-- Work to be completed --
Filter these entries so that only lines with the word "블로그마케팅" remain.

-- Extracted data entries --
● ● ● ● ●
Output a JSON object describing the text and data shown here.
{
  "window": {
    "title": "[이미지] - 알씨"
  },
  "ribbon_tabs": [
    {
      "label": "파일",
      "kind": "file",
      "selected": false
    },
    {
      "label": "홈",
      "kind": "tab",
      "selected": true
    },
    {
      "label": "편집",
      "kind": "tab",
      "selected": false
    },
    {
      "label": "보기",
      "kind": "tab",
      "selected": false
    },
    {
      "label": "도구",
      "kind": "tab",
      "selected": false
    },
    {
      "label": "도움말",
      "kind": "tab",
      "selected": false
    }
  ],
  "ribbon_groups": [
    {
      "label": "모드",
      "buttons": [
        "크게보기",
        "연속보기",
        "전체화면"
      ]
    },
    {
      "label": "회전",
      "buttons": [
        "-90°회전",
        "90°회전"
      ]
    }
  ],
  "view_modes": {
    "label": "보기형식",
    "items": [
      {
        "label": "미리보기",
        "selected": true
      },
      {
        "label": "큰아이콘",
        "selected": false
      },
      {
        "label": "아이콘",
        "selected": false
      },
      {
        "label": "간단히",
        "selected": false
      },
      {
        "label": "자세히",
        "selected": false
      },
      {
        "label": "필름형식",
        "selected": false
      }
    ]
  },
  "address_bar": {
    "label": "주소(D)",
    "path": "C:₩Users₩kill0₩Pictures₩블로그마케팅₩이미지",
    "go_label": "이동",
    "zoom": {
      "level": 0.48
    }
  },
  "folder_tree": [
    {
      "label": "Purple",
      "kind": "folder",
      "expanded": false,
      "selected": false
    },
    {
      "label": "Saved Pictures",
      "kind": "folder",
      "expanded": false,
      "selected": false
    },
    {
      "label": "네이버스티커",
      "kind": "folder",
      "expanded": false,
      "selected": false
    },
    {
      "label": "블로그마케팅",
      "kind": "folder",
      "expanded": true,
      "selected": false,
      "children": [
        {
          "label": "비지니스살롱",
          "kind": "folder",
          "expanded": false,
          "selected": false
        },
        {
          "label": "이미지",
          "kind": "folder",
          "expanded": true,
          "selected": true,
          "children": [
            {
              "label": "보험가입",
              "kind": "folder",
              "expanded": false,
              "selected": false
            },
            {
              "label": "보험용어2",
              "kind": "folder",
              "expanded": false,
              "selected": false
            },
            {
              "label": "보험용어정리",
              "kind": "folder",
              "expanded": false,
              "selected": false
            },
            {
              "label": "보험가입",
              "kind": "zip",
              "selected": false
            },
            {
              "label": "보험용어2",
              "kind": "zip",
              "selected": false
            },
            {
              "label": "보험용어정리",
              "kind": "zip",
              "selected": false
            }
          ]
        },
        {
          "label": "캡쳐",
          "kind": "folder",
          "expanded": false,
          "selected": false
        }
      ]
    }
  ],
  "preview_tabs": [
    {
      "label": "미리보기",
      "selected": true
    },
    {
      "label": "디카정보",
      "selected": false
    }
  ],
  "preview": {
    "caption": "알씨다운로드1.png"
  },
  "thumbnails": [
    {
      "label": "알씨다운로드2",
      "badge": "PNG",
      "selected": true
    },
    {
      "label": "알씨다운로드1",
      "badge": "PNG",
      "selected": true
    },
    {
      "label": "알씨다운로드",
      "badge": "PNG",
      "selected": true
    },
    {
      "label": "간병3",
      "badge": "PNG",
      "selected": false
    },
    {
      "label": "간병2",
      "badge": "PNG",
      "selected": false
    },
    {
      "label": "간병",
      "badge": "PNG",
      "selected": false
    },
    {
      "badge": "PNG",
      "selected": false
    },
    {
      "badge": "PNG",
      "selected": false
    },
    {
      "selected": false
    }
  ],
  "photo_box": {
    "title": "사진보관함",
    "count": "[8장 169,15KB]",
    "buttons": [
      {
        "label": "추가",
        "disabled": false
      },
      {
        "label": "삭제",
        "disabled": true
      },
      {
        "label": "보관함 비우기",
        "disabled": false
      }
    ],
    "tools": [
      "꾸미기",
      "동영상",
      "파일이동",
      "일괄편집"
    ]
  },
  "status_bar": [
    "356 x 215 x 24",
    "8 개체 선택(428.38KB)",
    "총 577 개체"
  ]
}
● ● ● ● ●
-- Final answer --
    "path": "C:₩Users₩kill0₩Pictures₩블로그마케팅₩이미지",
      "label": "블로그마케팅",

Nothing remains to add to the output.